## [Data items]
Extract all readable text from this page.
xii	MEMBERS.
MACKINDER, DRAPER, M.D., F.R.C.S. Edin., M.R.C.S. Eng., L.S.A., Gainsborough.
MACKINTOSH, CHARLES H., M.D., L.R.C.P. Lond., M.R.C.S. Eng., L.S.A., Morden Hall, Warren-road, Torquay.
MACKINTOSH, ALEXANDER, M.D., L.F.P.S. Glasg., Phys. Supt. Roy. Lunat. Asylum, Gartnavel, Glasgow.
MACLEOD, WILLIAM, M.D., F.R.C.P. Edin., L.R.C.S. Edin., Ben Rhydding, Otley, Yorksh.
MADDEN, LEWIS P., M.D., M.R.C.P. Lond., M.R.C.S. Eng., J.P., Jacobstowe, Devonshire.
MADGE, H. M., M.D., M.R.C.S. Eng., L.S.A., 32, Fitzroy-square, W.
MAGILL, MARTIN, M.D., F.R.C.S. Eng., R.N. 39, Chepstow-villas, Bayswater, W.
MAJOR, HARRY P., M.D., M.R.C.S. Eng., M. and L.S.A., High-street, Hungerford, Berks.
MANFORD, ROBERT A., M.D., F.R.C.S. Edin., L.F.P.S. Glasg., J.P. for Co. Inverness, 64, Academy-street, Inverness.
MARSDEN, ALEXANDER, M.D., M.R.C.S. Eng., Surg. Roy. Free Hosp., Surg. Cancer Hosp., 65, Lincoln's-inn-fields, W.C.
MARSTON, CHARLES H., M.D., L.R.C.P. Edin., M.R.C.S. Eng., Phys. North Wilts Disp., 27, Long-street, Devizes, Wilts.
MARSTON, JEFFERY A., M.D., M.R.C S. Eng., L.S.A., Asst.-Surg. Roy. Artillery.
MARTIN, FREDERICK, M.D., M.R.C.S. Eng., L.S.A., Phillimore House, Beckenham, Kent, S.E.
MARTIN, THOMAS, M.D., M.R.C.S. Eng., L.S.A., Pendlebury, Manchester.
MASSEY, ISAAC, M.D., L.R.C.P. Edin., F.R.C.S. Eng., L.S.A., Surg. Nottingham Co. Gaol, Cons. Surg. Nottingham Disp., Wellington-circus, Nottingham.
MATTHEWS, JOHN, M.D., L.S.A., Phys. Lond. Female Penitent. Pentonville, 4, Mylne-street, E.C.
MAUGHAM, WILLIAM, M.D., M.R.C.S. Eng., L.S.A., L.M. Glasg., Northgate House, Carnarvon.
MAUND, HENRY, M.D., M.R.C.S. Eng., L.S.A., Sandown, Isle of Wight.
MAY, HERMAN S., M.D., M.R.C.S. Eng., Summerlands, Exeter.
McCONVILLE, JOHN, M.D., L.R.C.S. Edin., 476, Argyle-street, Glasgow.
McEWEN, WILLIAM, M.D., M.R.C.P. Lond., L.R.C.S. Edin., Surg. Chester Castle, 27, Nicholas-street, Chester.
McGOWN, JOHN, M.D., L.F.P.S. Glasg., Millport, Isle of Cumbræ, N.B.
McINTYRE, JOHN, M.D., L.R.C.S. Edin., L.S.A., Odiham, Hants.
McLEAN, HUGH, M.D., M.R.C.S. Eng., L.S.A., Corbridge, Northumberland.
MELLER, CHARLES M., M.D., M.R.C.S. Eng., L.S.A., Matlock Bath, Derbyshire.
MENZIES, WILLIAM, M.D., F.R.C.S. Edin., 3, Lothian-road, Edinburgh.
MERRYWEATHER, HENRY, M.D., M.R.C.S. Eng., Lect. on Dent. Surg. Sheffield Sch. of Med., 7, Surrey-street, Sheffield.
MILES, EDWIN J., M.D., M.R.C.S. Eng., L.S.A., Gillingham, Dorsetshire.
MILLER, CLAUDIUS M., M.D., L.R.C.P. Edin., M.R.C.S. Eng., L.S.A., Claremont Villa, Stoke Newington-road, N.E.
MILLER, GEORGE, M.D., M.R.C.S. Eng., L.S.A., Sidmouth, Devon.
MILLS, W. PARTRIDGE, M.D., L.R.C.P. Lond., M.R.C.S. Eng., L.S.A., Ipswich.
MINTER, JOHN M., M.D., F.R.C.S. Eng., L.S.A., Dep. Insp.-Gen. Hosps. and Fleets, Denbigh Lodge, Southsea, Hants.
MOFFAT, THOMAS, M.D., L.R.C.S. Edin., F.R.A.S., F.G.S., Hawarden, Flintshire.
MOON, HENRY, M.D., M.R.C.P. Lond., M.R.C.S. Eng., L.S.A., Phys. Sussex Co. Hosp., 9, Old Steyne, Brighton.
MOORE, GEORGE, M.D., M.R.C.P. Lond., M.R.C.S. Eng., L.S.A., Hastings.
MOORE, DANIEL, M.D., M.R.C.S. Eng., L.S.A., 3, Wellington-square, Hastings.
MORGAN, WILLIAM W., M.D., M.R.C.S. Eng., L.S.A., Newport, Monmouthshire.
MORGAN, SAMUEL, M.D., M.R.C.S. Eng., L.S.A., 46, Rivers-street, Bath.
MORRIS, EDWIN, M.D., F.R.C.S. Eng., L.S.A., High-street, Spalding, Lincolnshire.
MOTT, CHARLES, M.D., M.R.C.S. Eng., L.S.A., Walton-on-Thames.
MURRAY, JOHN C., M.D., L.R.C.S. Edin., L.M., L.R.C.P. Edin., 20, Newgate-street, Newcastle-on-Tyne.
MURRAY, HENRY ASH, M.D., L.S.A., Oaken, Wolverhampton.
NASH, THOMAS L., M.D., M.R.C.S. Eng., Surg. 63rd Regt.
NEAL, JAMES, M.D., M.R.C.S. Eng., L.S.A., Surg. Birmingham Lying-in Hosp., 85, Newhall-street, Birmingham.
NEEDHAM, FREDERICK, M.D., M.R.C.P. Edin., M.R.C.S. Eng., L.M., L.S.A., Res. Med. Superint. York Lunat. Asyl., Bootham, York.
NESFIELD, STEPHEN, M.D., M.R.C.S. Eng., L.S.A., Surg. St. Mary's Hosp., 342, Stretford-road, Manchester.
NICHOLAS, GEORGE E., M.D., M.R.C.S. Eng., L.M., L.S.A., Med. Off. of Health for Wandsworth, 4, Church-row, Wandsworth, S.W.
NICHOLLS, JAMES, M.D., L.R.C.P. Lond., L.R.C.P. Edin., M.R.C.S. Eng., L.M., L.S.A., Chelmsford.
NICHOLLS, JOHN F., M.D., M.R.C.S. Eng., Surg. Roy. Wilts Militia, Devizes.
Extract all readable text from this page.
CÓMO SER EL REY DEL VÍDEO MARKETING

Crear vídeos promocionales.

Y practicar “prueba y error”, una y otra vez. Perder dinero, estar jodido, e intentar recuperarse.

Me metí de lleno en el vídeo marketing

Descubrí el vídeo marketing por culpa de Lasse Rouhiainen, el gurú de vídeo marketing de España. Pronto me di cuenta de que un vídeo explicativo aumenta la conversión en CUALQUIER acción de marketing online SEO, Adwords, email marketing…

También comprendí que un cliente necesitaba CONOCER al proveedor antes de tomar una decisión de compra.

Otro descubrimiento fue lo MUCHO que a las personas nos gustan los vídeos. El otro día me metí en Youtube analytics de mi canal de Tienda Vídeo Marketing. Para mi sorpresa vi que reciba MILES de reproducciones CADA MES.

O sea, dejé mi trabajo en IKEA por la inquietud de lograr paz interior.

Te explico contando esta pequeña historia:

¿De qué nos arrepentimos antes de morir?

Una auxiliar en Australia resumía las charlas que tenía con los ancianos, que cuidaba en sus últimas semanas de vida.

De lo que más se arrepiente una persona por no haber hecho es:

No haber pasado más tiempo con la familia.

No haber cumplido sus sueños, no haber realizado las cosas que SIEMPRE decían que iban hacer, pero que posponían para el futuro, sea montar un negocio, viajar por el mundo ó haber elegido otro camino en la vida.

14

## [EXERCISE REQUIREMENTS]
Return the full listing, character for character.

## [EXERCISE RESPONSE]
Extract all readable text from this page.
xii	MEMBERS.
MACKINDER, DRAPER, M.D., F.R.C.S. Edin., M.R.C.S. Eng., L.S.A., Gainsborough.
MACKINTOSH, CHARLES H., M.D., L.R.C.P. Lond., M.R.C.S. Eng., L.S.A., Morden Hall, Warren-road, Torquay.
MACKINTOSH, ALEXANDER, M.D., L.F.P.S. Glasg., Phys. Supt. Roy. Lunat. Asylum, Gartnavel, Glasgow.
MACLEOD, WILLIAM, M.D., F.R.C.P. Edin., L.R.C.S. Edin., Ben Rhydding, Otley, Yorksh.
MADDEN, LEWIS P., M.D., M.R.C.P. Lond., M.R.C.S. Eng., J.P., Jacobstowe, Devonshire.
MADGE, H. M., M.D., M.R.C.S. Eng., L.S.A., 32, Fitzroy-square, W.
MAGILL, MARTIN, M.D., F.R.C.S. Eng., R.N. 39, Chepstow-villas, Bayswater, W.
MAJOR, HARRY P., M.D., M.R.C.S. Eng., M. and L.S.A., High-street, Hungerford, Berks.
MANFORD, ROBERT A., M.D., F.R.C.S. Edin., L.F.P.S. Glasg., J.P. for Co. Inverness, 64, Academy-street, Inverness.
MARSDEN, ALEXANDER, M.D., M.R.C.S. Eng., Surg. Roy. Free Hosp., Surg. Cancer Hosp., 65, Lincoln's-inn-fields, W.C.
MARSTON, CHARLES H., M.D., L.R.C.P. Edin., M.R.C.S. Eng., Phys. North Wilts Disp., 27, Long-street, Devizes, Wilts.
MARSTON, JEFFERY A., M.D., M.R.C S. Eng., L.S.A., Asst.-Surg. Roy. Artillery.
MARTIN, FREDERICK, M.D., M.R.C.S. Eng., L.S.A., Phillimore House, Beckenham, Kent, S.E.
MARTIN, THOMAS, M.D., M.R.C.S. Eng., L.S.A., Pendlebury, Manchester.
MASSEY, ISAAC, M.D., L.R.C.P. Edin., F.R.C.S. Eng., L.S.A., Surg. Nottingham Co. Gaol, Cons. Surg. Nottingham Disp., Wellington-circus, Nottingham.
MATTHEWS, JOHN, M.D., L.S.A., Phys. Lond. Female Penitent. Pentonville, 4, Mylne-street, E.C.
MAUGHAM, WILLIAM, M.D., M.R.C.S. Eng., L.S.A., L.M. Glasg., Northgate House, Carnarvon.
MAUND, HENRY, M.D., M.R.C.S. Eng., L.S.A., Sandown, Isle of Wight.
MAY, HERMAN S., M.D., M.R.C.S. Eng., Summerlands, Exeter.
McCONVILLE, JOHN, M.D., L.R.C.S. Edin., 476, Argyle-street, Glasgow.
McEWEN, WILLIAM, M.D., M.R.C.P. Lond., L.R.C.S. Edin., Surg. Chester Castle, 27, Nicholas-street, Chester.
McGOWN, JOHN, M.D., L.F.P.S. Glasg., Millport, Isle of Cumbræ, N.B.
McINTYRE, JOHN, M.D., L.R.C.S. Edin., L.S.A., Odiham, Hants.
McLEAN, HUGH, M.D., M.R.C.S. Eng., L.S.A., Corbridge, Northumberland.
MELLER, CHARLES M., M.D., M.R.C.S. Eng., L.S.A., Matlock Bath, Derbyshire.
MENZIES, WILLIAM, M.D., F.R.C.S. Edin., 3, Lothian-road, Edinburgh.
MERRYWEATHER, HENRY, M.D., M.R.C.S. Eng., Lect. on Dent. Surg. Sheffield Sch. of Med., 7, Surrey-street, Sheffield.
MILES, EDWIN J., M.D., M.R.C.S. Eng., L.S.A., Gillingham, Dorsetshire.
MILLER, CLAUDIUS M., M.D., L.R.C.P. Edin., M.R.C.S. Eng., L.S.A., Claremont Villa, Stoke Newington-road, N.E.
MILLER, GEORGE, M.D., M.R.C.S. Eng., L.S.A., Sidmouth, Devon.
MILLS, W. PARTRIDGE, M.D., L.R.C.P. Lond., M.R.C.S. Eng., L.S.A., Ipswich.
MINTER, JOHN M., M.D., F.R.C.S. Eng., L.S.A., Dep. Insp.-Gen. Hosps. and Fleets, Denbigh Lodge, Southsea, Hants.
MOFFAT, THOMAS, M.D., L.R.C.S. Edin., F.R.A.S., F.G.S., Hawarden, Flintshire.
MOON, HENRY, M.D., M.R.C.P. Lond., M.R.C.S. Eng., L.S.A., Phys. Sussex Co. Hosp., 9, Old Steyne, Brighton.
MOORE, GEORGE, M.D., M.R.C.P. Lond., M.R.C.S. Eng., L.S.A., Hastings.
MOORE, DANIEL, M.D., M.R.C.S. Eng., L.S.A., 3, Wellington-square, Hastings.
MORGAN, WILLIAM W., M.D., M.R.C.S. Eng., L.S.A., Newport, Monmouthshire.
MORGAN, SAMUEL, M.D., M.R.C.S. Eng., L.S.A., 46, Rivers-street, Bath.
MORRIS, EDWIN, M.D., F.R.C.S. Eng., L.S.A., High-street, Spalding, Lincolnshire.
MOTT, CHARLES, M.D., M.R.C.S. Eng., L.S.A., Walton-on-Thames.
MURRAY, JOHN C., M.D., L.R.C.S. Edin., L.M., L.R.C.P. Edin., 20, Newgate-street, Newcastle-on-Tyne.
MURRAY, HENRY ASH, M.D., L.S.A., Oaken, Wolverhampton.
NASH, THOMAS L., M.D., M.R.C.S. Eng., Surg. 63rd Regt.
NEAL, JAMES, M.D., M.R.C.S. Eng., L.S.A., Surg. Birmingham Lying-in Hosp., 85, Newhall-street, Birmingham.
NEEDHAM, FREDERICK, M.D., M.R.C.P. Edin., M.R.C.S. Eng., L.M., L.S.A., Res. Med. Superint. York Lunat. Asyl., Bootham, York.
NESFIELD, STEPHEN, M.D., M.R.C.S. Eng., L.S.A., Surg. St. Mary's Hosp., 342, Stretford-road, Manchester.
NICHOLAS, GEORGE E., M.D., M.R.C.S. Eng., L.M., L.S.A., Med. Off. of Health for Wandsworth, 4, Church-row, Wandsworth, S.W.
NICHOLLS, JAMES, M.D., L.R.C.P. Lond., L.R.C.P. Edin., M.R.C.S. Eng., L.M., L.S.A., Chelmsford.
NICHOLLS, JOHN F., M.D., M.R.C.S. Eng., Surg. Roy. Wilts Militia, Devizes.
Extract all readable text from this page.
CÓMO SER EL REY DEL VÍDEO MARKETING

Crear vídeos promocionales.

Y practicar “prueba y error”, una y otra vez. Perder dinero, estar jodido, e intentar recuperarse.

Me metí de lleno en el vídeo marketing

Descubrí el vídeo marketing por culpa de Lasse Rouhiainen, el gurú de vídeo marketing de España. Pronto me di cuenta de que un vídeo explicativo aumenta la conversión en CUALQUIER acción de marketing online SEO, Adwords, email marketing…

También comprendí que un cliente necesitaba CONOCER al proveedor antes de tomar una decisión de compra.

Otro descubrimiento fue lo MUCHO que a las personas nos gustan los vídeos. El otro día me metí en Youtube analytics de mi canal de Tienda Vídeo Marketing. Para mi sorpresa vi que reciba MILES de reproducciones CADA MES.

O sea, dejé mi trabajo en IKEA por la inquietud de lograr paz interior.

Te explico contando esta pequeña historia:

¿De qué nos arrepentimos antes de morir?

Una auxiliar en Australia resumía las charlas que tenía con los ancianos, que cuidaba en sus últimas semanas de vida.

De lo que más se arrepiente una persona por no haber hecho es:

No haber pasado más tiempo con la familia.

No haber cumplido sus sueños, no haber realizado las cosas que SIEMPRE decían que iban hacer, pero que posponían para el futuro, sea montar un negocio, viajar por el mundo ó haber elegido otro camino en la vida.

14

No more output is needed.